Task statement -
Give all of the lines again, with nothing added or dropped.

____ Records for the exercise

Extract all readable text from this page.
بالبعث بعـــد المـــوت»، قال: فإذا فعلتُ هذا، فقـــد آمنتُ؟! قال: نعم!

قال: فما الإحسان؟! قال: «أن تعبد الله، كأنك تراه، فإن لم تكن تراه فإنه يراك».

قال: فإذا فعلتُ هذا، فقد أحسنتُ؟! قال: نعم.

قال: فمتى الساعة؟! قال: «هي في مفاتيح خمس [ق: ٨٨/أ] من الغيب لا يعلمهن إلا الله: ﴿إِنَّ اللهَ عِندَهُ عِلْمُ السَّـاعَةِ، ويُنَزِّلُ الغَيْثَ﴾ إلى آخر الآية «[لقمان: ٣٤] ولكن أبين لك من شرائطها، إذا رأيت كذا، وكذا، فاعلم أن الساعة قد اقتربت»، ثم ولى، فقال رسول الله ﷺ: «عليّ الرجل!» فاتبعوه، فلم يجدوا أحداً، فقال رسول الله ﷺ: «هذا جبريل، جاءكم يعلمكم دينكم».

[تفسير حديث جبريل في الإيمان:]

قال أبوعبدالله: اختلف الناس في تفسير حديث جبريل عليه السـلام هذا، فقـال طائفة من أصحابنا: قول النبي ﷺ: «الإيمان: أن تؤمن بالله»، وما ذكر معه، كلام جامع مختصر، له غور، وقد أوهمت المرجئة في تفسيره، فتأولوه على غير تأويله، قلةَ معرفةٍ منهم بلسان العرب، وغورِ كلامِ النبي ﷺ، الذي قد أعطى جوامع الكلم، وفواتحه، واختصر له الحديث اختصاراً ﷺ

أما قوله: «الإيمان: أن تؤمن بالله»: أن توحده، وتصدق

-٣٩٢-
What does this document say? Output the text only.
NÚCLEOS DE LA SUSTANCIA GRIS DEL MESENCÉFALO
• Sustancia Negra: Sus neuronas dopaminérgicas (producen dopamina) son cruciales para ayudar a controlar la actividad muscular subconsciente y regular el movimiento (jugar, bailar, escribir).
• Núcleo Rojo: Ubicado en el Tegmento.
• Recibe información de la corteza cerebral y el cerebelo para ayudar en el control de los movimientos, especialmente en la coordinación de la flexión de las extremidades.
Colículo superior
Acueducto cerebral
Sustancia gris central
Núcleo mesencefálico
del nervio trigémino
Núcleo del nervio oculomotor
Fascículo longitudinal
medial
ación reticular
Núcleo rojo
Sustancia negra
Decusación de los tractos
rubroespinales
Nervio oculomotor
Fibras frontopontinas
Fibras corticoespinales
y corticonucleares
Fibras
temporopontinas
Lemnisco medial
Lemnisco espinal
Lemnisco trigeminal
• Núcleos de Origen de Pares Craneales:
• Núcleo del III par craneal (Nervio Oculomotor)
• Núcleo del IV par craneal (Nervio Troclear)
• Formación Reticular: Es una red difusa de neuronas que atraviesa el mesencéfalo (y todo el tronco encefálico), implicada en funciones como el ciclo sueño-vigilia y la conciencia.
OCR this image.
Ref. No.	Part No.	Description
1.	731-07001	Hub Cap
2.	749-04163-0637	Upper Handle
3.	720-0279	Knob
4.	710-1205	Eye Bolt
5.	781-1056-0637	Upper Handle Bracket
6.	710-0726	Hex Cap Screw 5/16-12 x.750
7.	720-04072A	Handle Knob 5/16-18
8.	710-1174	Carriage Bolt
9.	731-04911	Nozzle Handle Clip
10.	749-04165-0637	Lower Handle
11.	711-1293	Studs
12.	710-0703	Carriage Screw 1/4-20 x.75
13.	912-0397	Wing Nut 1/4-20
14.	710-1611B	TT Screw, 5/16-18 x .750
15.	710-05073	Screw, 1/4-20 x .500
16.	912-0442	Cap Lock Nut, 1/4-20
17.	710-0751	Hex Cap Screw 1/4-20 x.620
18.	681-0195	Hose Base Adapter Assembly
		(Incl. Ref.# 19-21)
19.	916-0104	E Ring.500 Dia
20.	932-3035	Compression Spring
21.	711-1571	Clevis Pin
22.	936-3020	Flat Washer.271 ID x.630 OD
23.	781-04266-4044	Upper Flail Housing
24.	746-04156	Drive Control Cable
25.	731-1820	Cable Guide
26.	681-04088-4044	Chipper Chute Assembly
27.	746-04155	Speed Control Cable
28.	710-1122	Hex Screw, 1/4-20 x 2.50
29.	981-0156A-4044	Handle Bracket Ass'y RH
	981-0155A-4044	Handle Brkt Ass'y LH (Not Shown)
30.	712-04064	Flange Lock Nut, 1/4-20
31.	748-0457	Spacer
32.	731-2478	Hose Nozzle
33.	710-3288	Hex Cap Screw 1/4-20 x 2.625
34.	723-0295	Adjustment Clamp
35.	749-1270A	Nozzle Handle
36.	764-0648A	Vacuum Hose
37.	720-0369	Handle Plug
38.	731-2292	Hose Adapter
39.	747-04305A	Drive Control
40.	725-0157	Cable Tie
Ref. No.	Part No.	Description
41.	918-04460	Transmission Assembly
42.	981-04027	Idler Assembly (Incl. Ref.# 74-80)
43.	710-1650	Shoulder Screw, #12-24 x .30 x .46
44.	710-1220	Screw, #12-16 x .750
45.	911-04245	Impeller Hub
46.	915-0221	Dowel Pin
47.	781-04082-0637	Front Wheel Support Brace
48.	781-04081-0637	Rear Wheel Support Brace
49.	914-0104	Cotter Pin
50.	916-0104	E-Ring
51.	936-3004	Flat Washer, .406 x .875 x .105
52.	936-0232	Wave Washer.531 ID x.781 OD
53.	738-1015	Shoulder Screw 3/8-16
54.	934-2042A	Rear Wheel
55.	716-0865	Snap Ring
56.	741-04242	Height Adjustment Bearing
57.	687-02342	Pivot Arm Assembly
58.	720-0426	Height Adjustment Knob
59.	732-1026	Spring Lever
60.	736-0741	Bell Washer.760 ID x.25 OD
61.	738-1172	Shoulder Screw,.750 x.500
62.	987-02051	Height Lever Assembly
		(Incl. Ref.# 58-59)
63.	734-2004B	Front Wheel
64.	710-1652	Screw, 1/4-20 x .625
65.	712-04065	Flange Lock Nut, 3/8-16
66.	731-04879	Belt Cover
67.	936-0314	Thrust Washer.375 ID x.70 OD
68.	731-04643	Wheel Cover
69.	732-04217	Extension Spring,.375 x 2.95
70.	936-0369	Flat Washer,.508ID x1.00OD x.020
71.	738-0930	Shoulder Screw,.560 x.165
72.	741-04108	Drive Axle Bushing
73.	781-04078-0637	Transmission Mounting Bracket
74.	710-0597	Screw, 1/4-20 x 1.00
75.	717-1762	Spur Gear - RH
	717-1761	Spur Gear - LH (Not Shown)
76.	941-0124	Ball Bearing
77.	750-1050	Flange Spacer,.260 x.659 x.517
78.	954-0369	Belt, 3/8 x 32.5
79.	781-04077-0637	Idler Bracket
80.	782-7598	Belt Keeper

________

Complete response -
Extract all readable text from this page.
بالبعث بعـــد المـــوت»، قال: فإذا فعلتُ هذا، فقـــد آمنتُ؟! قال: نعم!

قال: فما الإحسان؟! قال: «أن تعبد الله، كأنك تراه، فإن لم تكن تراه فإنه يراك».

قال: فإذا فعلتُ هذا، فقد أحسنتُ؟! قال: نعم.

قال: فمتى الساعة؟! قال: «هي في مفاتيح خمس [ق: ٨٨/أ] من الغيب لا يعلمهن إلا الله: ﴿إِنَّ اللهَ عِندَهُ عِلْمُ السَّـاعَةِ، ويُنَزِّلُ الغَيْثَ﴾ إلى آخر الآية «[لقمان: ٣٤] ولكن أبين لك من شرائطها، إذا رأيت كذا، وكذا، فاعلم أن الساعة قد اقتربت»، ثم ولى، فقال رسول الله ﷺ: «عليّ الرجل!» فاتبعوه، فلم يجدوا أحداً، فقال رسول الله ﷺ: «هذا جبريل، جاءكم يعلمكم دينكم».

[تفسير حديث جبريل في الإيمان:]

قال أبوعبدالله: اختلف الناس في تفسير حديث جبريل عليه السـلام هذا، فقـال طائفة من أصحابنا: قول النبي ﷺ: «الإيمان: أن تؤمن بالله»، وما ذكر معه، كلام جامع مختصر، له غور، وقد أوهمت المرجئة في تفسيره، فتأولوه على غير تأويله، قلةَ معرفةٍ منهم بلسان العرب، وغورِ كلامِ النبي ﷺ، الذي قد أعطى جوامع الكلم، وفواتحه، واختصر له الحديث اختصاراً ﷺ

أما قوله: «الإيمان: أن تؤمن بالله»: أن توحده، وتصدق

-٣٩٢-
What does this document say? Output the text only.
NÚCLEOS DE LA SUSTANCIA GRIS DEL MESENCÉFALO
• Sustancia Negra: Sus neuronas dopaminérgicas (producen dopamina) son cruciales para ayudar a controlar la actividad muscular subconsciente y regular el movimiento (jugar, bailar, escribir).
• Núcleo Rojo: Ubicado en el Tegmento.
• Recibe información de la corteza cerebral y el cerebelo para ayudar en el control de los movimientos, especialmente en la coordinación de la flexión de las extremidades.
Colículo superior
Acueducto cerebral
Sustancia gris central
Núcleo mesencefálico
del nervio trigémino
Núcleo del nervio oculomotor
Fascículo longitudinal
medial
ación reticular
Núcleo rojo
Sustancia negra
Decusación de los tractos
rubroespinales
Nervio oculomotor
Fibras frontopontinas
Fibras corticoespinales
y corticonucleares
Fibras
temporopontinas
Lemnisco medial
Lemnisco espinal
Lemnisco trigeminal
• Núcleos de Origen de Pares Craneales:
• Núcleo del III par craneal (Nervio Oculomotor)
• Núcleo del IV par craneal (Nervio Troclear)
• Formación Reticular: Es una red difusa de neuronas que atraviesa el mesencéfalo (y todo el tronco encefálico), implicada en funciones como el ciclo sueño-vigilia y la conciencia.
OCR this image.
Ref. No.	Part No.	Description
1.	731-07001	Hub Cap
2.	749-04163-0637	Upper Handle
3.	720-0279	Knob
4.	710-1205	Eye Bolt
5.	781-1056-0637	Upper Handle Bracket
6.	710-0726	Hex Cap Screw 5/16-12 x.750
7.	720-04072A	Handle Knob 5/16-18
8.	710-1174	Carriage Bolt
9.	731-04911	Nozzle Handle Clip
10.	749-04165-0637	Lower Handle
11.	711-1293	Studs
12.	710-0703	Carriage Screw 1/4-20 x.75
13.	912-0397	Wing Nut 1/4-20
14.	710-1611B	TT Screw, 5/16-18 x .750
15.	710-05073	Screw, 1/4-20 x .500
16.	912-0442	Cap Lock Nut, 1/4-20
17.	710-0751	Hex Cap Screw 1/4-20 x.620
18.	681-0195	Hose Base Adapter Assembly
		(Incl. Ref.# 19-21)
19.	916-0104	E Ring.500 Dia
20.	932-3035	Compression Spring
21.	711-1571	Clevis Pin
22.	936-3020	Flat Washer.271 ID x.630 OD
23.	781-04266-4044	Upper Flail Housing
24.	746-04156	Drive Control Cable
25.	731-1820	Cable Guide
26.	681-04088-4044	Chipper Chute Assembly
27.	746-04155	Speed Control Cable
28.	710-1122	Hex Screw, 1/4-20 x 2.50
29.	981-0156A-4044	Handle Bracket Ass'y RH
	981-0155A-4044	Handle Brkt Ass'y LH (Not Shown)
30.	712-04064	Flange Lock Nut, 1/4-20
31.	748-0457	Spacer
32.	731-2478	Hose Nozzle
33.	710-3288	Hex Cap Screw 1/4-20 x 2.625
34.	723-0295	Adjustment Clamp
35.	749-1270A	Nozzle Handle
36.	764-0648A	Vacuum Hose
37.	720-0369	Handle Plug
38.	731-2292	Hose Adapter
39.	747-04305A	Drive Control
40.	725-0157	Cable Tie
Ref. No.	Part No.	Description
41.	918-04460	Transmission Assembly
42.	981-04027	Idler Assembly (Incl. Ref.# 74-80)
43.	710-1650	Shoulder Screw, #12-24 x .30 x .46
44.	710-1220	Screw, #12-16 x .750
45.	911-04245	Impeller Hub
46.	915-0221	Dowel Pin
47.	781-04082-0637	Front Wheel Support Brace
48.	781-04081-0637	Rear Wheel Support Brace
49.	914-0104	Cotter Pin
50.	916-0104	E-Ring
51.	936-3004	Flat Washer, .406 x .875 x .105
52.	936-0232	Wave Washer.531 ID x.781 OD
53.	738-1015	Shoulder Screw 3/8-16
54.	934-2042A	Rear Wheel
55.	716-0865	Snap Ring
56.	741-04242	Height Adjustment Bearing
57.	687-02342	Pivot Arm Assembly
58.	720-0426	Height Adjustment Knob
59.	732-1026	Spring Lever
60.	736-0741	Bell Washer.760 ID x.25 OD
61.	738-1172	Shoulder Screw,.750 x.500
62.	987-02051	Height Lever Assembly
		(Incl. Ref.# 58-59)
63.	734-2004B	Front Wheel
64.	710-1652	Screw, 1/4-20 x .625
65.	712-04065	Flange Lock Nut, 3/8-16
66.	731-04879	Belt Cover
67.	936-0314	Thrust Washer.375 ID x.70 OD
68.	731-04643	Wheel Cover
69.	732-04217	Extension Spring,.375 x 2.95
70.	936-0369	Flat Washer,.508ID x1.00OD x.020
71.	738-0930	Shoulder Screw,.560 x.165
72.	741-04108	Drive Axle Bushing
73.	781-04078-0637	Transmission Mounting Bracket
74.	710-0597	Screw, 1/4-20 x 1.00
75.	717-1762	Spur Gear - RH
	717-1761	Spur Gear - LH (Not Shown)
76.	941-0124	Ball Bearing
77.	750-1050	Flange Spacer,.260 x.659 x.517
78.	954-0369	Belt, 3/8 x 32.5
79.	781-04077-0637	Idler Bracket
80.	782-7598	Belt Keeper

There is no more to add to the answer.